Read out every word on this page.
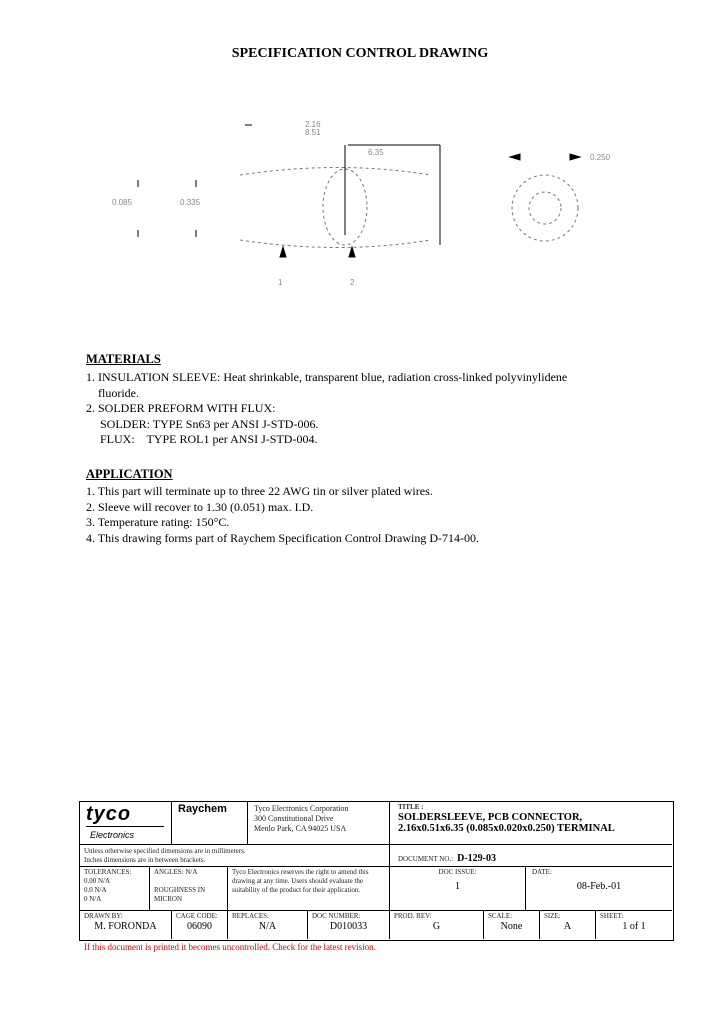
SPECIFICATION CONTROL DRAWING
2.16
8.51
6.35
0.085	0.335
0.250
1	2
MATERIALS
1. INSULATION SLEEVE: Heat shrinkable, transparent blue, radiation cross-linked polyvinylidene
fluoride.
2. SOLDER PREFORM WITH FLUX:
SOLDER: TYPE Sn63 per ANSI J-STD-006.
FLUX:    TYPE ROL1 per ANSI J-STD-004.
APPLICATION
1. This part will terminate up to three 22 AWG tin or silver plated wires.
2. Sleeve will recover to 1.30 (0.051) max. I.D.
3. Temperature rating: 150°C.
4. This drawing forms part of Raychem Specification Control Drawing D-714-00.
tyco
Electronics
Raychem	Tyco Electronics Corporation
300 Constitutional Drive
Menlo Park, CA 94025 USA
TITLE :
SOLDERSLEEVE, PCB CONNECTOR,
2.16x0.51x6.35 (0.085x0.020x0.250) TERMINAL
Unless otherwise specified dimensions are in millimeters.
Inches dimensions are in between brackets.	DOCUMENT NO.: D-129-03
TOLERANCES:
0.00 N/A
0.0 N/A
0 N/A
ANGLES: N/A
ROUGHNESS IN
MICRON
Tyco Electronics reserves the right to amend this drawing at any time. Users should evaluate the suitability of the product for their application.
DOC ISSUE:
1
DATE:
08-Feb.-01
DRAWN BY:
M. FORONDA
CAGE CODE:
06090
REPLACES:
N/A
DOC NUMBER:
D010033
PROD. REV:
G
SCALE:
None
SIZE:
A
SHEET:
1 of 1
If this document is printed it becomes uncontrolled. Check for the latest revision.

________________________

- **OBJECTIVE**: The listing above must be printed again exactly, minus its pictures.

- **OUTPUT**:
Read out every word on this page.
SPECIFICATION CONTROL DRAWING
2.16
8.51
6.35
0.085	0.335
0.250
1	2
MATERIALS
1. INSULATION SLEEVE: Heat shrinkable, transparent blue, radiation cross-linked polyvinylidene
fluoride.
2. SOLDER PREFORM WITH FLUX:
SOLDER: TYPE Sn63 per ANSI J-STD-006.
FLUX:    TYPE ROL1 per ANSI J-STD-004.
APPLICATION
1. This part will terminate up to three 22 AWG tin or silver plated wires.
2. Sleeve will recover to 1.30 (0.051) max. I.D.
3. Temperature rating: 150°C.
4. This drawing forms part of Raychem Specification Control Drawing D-714-00.
tyco
Electronics
Raychem	Tyco Electronics Corporation
300 Constitutional Drive
Menlo Park, CA 94025 USA
TITLE :
SOLDERSLEEVE, PCB CONNECTOR,
2.16x0.51x6.35 (0.085x0.020x0.250) TERMINAL
Unless otherwise specified dimensions are in millimeters.
Inches dimensions are in between brackets.	DOCUMENT NO.: D-129-03
TOLERANCES:
0.00 N/A
0.0 N/A
0 N/A
ANGLES: N/A
ROUGHNESS IN
MICRON
Tyco Electronics reserves the right to amend this drawing at any time. Users should evaluate the suitability of the product for their application.
DOC ISSUE:
1
DATE:
08-Feb.-01
DRAWN BY:
M. FORONDA
CAGE CODE:
06090
REPLACES:
N/A
DOC NUMBER:
D010033
PROD. REV:
G
SCALE:
None
SIZE:
A
SHEET:
1 of 1
If this document is printed it becomes uncontrolled. Check for the latest revision.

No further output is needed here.